__PROBLEM DESCRIPTION__. Take every line that has the string "title" and copy it out.

__DATA FOR THIS EXERCISE__.
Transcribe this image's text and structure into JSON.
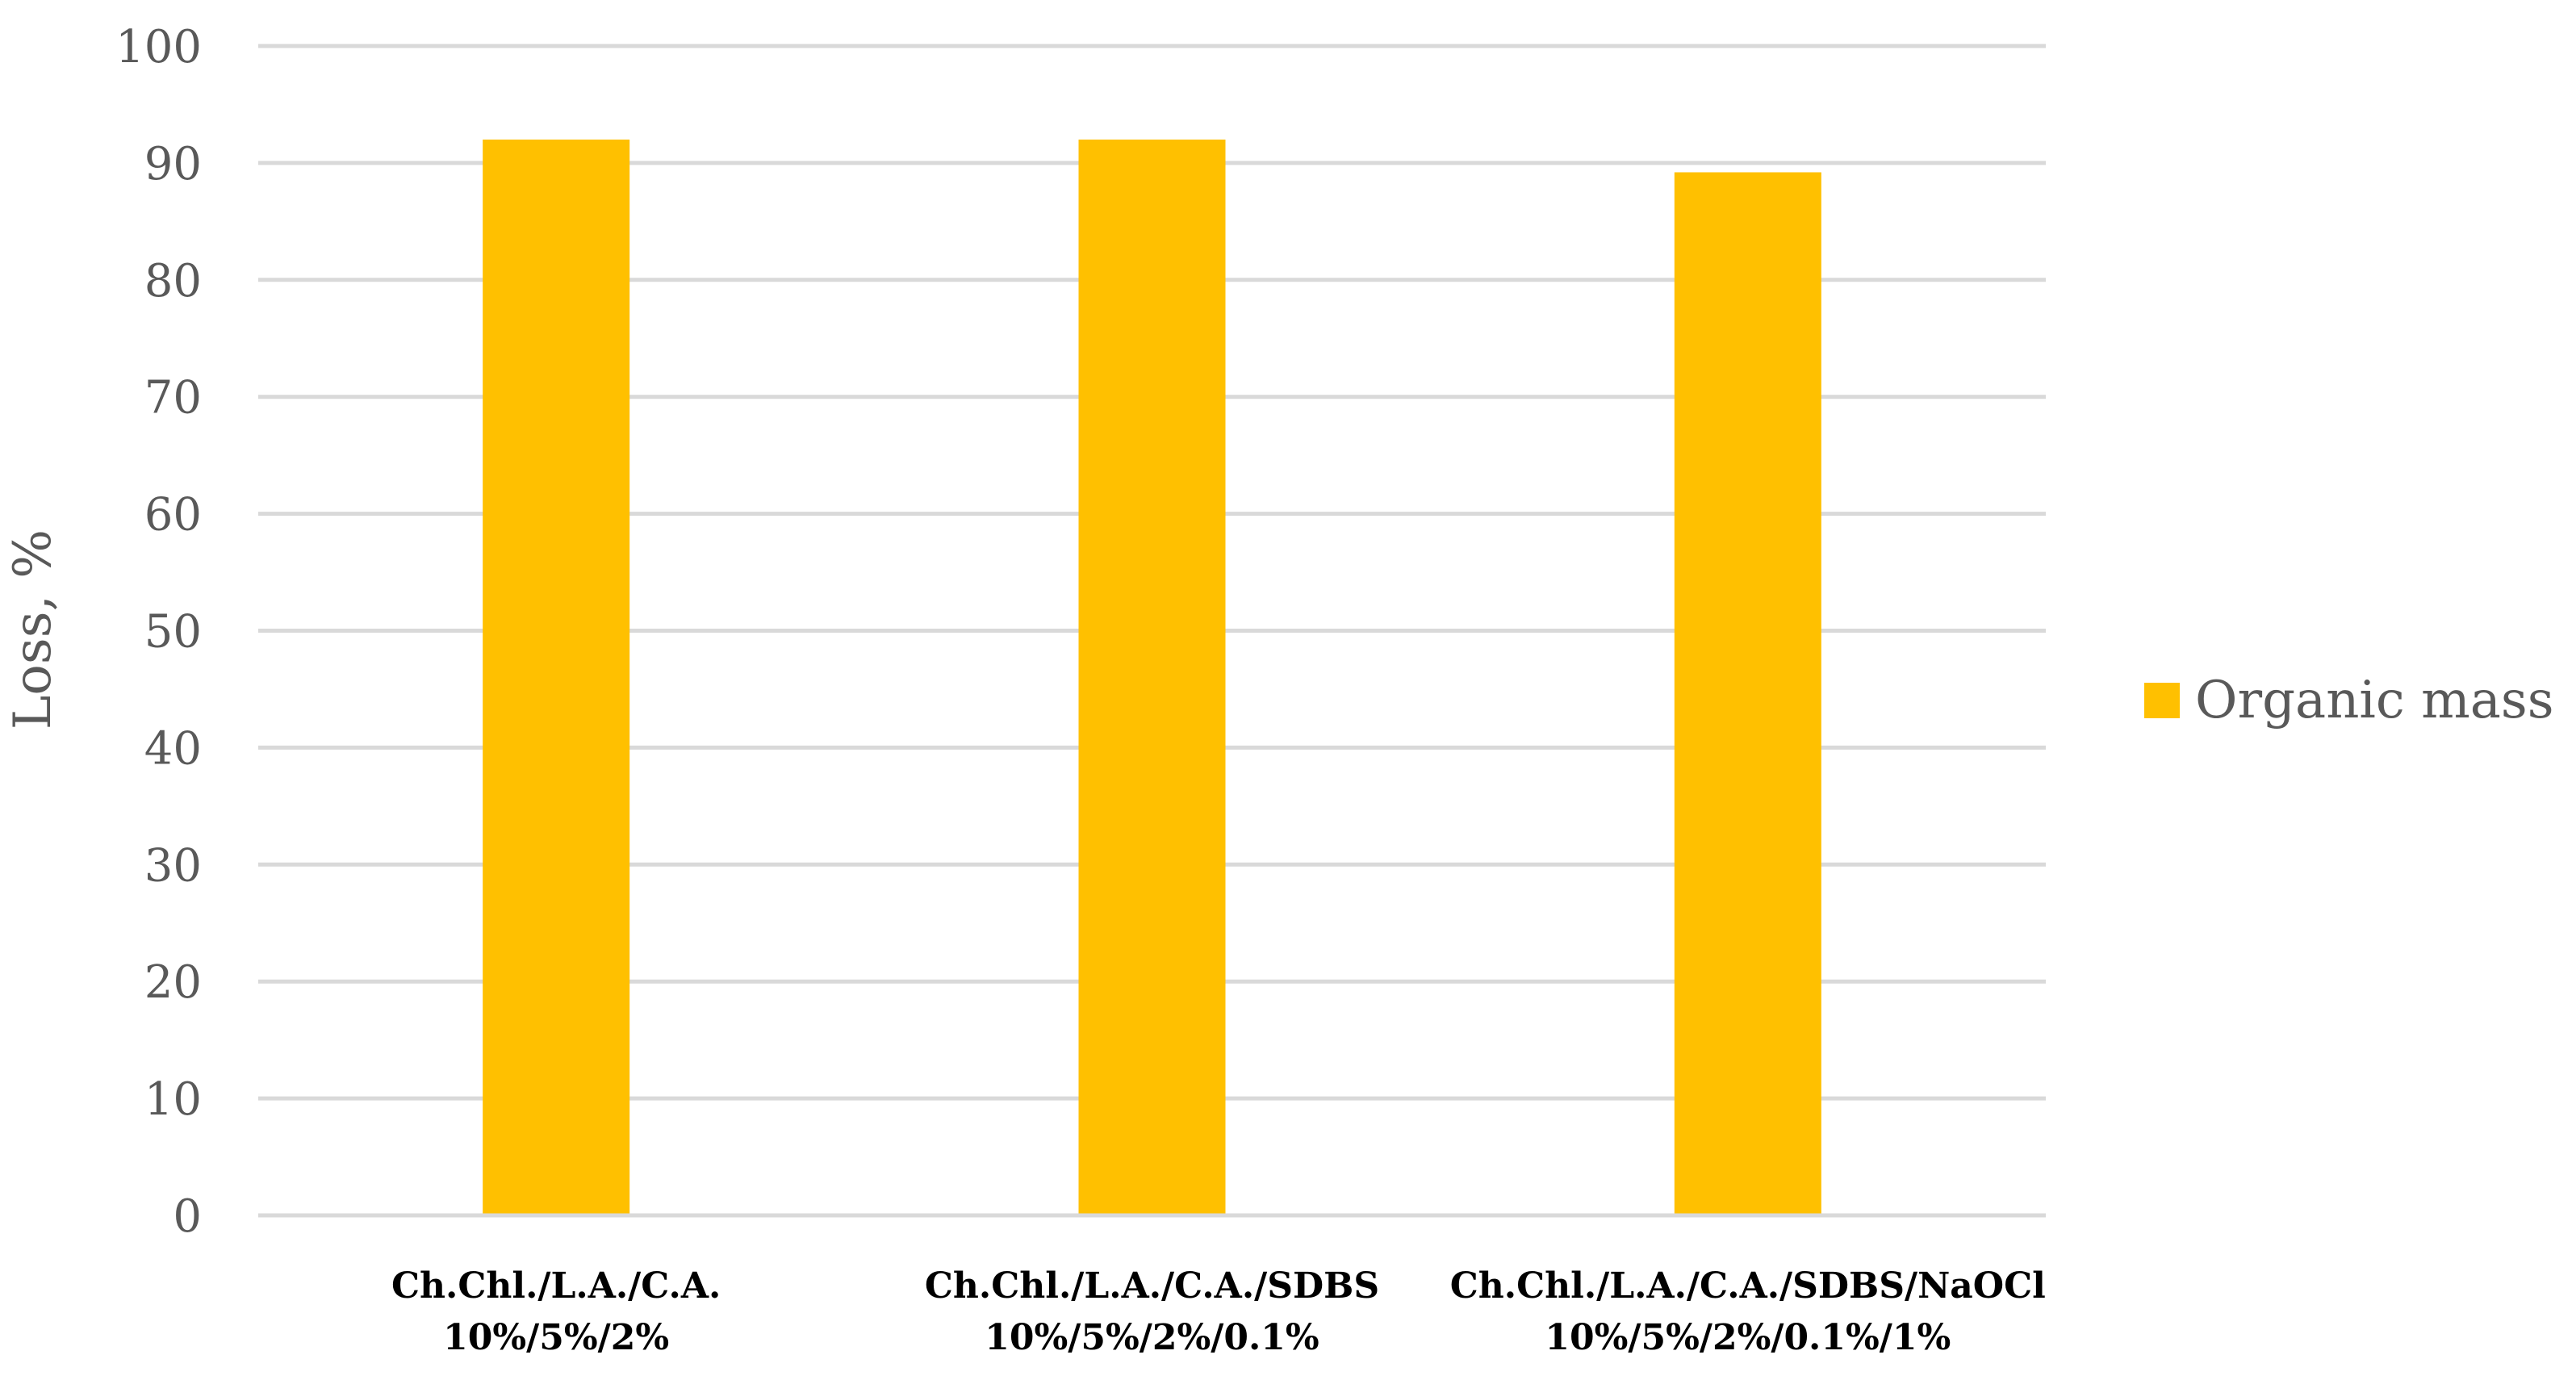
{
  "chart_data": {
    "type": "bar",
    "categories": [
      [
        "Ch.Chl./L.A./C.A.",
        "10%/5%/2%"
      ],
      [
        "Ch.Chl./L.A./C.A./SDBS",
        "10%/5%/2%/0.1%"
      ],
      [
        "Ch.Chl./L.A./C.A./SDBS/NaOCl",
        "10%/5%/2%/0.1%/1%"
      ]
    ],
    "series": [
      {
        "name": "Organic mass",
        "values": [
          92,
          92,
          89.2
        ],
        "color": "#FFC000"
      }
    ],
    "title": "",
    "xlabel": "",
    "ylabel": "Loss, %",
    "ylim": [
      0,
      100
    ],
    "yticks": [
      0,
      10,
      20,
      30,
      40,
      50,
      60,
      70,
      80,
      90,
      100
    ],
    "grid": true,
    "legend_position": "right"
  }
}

* * *

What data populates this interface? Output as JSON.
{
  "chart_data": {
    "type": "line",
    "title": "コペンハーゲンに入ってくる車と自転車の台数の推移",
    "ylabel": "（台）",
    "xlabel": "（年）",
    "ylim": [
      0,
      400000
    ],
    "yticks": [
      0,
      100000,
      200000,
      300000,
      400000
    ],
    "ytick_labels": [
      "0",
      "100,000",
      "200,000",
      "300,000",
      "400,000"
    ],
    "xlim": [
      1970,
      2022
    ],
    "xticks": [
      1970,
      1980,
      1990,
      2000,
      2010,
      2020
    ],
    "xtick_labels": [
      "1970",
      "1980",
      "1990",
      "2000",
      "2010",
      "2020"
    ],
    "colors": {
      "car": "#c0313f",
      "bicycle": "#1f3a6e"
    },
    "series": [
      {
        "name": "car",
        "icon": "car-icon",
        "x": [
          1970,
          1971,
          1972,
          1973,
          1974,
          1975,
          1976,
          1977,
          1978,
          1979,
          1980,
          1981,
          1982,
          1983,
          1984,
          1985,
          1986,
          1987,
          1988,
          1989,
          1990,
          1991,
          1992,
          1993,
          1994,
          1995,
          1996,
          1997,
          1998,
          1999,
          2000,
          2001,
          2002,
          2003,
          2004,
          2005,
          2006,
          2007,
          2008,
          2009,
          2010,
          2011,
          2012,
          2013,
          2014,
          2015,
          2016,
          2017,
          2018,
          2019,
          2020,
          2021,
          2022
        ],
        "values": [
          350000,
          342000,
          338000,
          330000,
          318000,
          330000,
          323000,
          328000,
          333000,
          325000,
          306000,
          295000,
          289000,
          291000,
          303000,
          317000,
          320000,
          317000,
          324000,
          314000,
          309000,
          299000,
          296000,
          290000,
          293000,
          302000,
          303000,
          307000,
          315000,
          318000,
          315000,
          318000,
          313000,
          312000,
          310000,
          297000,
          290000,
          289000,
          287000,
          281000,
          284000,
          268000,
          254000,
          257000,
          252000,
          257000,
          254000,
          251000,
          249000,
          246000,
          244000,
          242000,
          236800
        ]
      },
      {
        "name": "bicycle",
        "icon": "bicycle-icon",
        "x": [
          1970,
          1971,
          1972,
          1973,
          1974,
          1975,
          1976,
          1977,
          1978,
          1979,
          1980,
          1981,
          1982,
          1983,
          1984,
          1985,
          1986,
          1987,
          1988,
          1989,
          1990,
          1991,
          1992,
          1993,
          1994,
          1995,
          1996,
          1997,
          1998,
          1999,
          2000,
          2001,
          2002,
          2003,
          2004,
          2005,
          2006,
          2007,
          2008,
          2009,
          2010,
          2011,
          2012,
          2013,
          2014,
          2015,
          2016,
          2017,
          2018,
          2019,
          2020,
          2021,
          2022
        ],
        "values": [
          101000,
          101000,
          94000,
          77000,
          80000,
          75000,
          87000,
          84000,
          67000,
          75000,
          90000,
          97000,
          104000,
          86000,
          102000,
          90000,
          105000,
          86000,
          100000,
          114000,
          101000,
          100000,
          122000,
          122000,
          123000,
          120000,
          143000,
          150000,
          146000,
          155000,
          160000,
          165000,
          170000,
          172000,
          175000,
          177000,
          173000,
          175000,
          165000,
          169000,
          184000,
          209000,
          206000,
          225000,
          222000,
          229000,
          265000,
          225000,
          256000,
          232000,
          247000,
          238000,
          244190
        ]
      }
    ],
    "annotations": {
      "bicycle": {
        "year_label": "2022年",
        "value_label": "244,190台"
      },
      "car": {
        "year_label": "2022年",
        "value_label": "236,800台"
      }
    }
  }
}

...

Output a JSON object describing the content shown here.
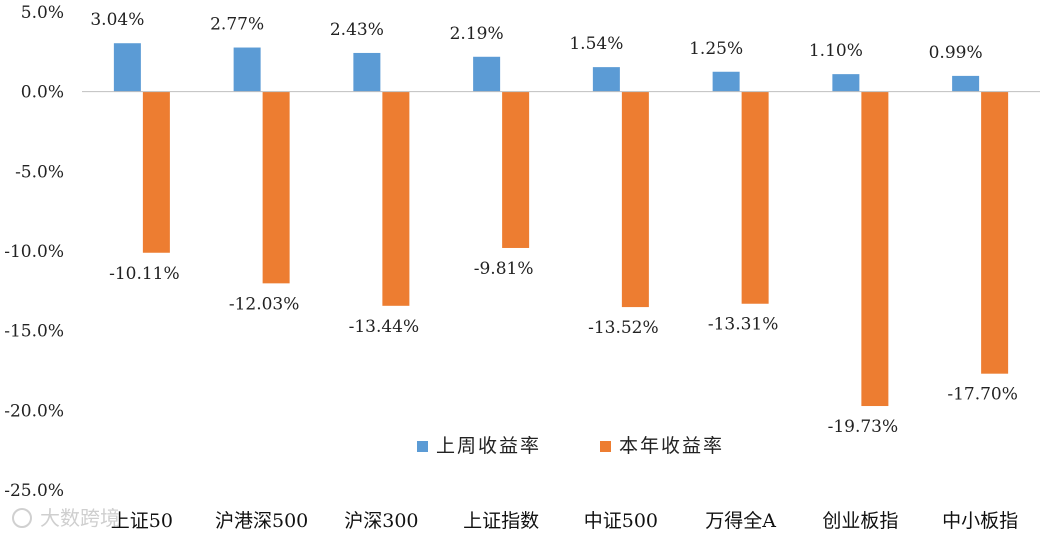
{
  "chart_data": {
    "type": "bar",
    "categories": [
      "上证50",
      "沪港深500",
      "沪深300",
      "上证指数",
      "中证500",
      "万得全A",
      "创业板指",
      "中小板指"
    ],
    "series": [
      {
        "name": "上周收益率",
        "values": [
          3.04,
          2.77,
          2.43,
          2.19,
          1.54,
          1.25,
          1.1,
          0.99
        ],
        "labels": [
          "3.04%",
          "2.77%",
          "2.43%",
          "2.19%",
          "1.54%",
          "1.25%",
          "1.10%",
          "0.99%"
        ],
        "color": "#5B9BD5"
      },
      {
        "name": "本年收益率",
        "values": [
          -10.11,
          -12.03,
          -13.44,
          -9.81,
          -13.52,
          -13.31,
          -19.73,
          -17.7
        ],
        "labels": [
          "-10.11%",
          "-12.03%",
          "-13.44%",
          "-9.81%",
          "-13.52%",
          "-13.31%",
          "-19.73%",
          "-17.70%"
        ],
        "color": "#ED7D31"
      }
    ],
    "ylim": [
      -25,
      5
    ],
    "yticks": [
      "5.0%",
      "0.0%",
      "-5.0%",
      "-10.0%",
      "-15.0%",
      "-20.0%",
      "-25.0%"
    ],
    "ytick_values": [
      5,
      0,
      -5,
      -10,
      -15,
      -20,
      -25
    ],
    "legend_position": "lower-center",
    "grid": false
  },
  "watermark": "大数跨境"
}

__WORKED SOLUTION__.
    "title": "",
    "title": "コペンハーゲンに入ってくる車と自転車の台数の推移",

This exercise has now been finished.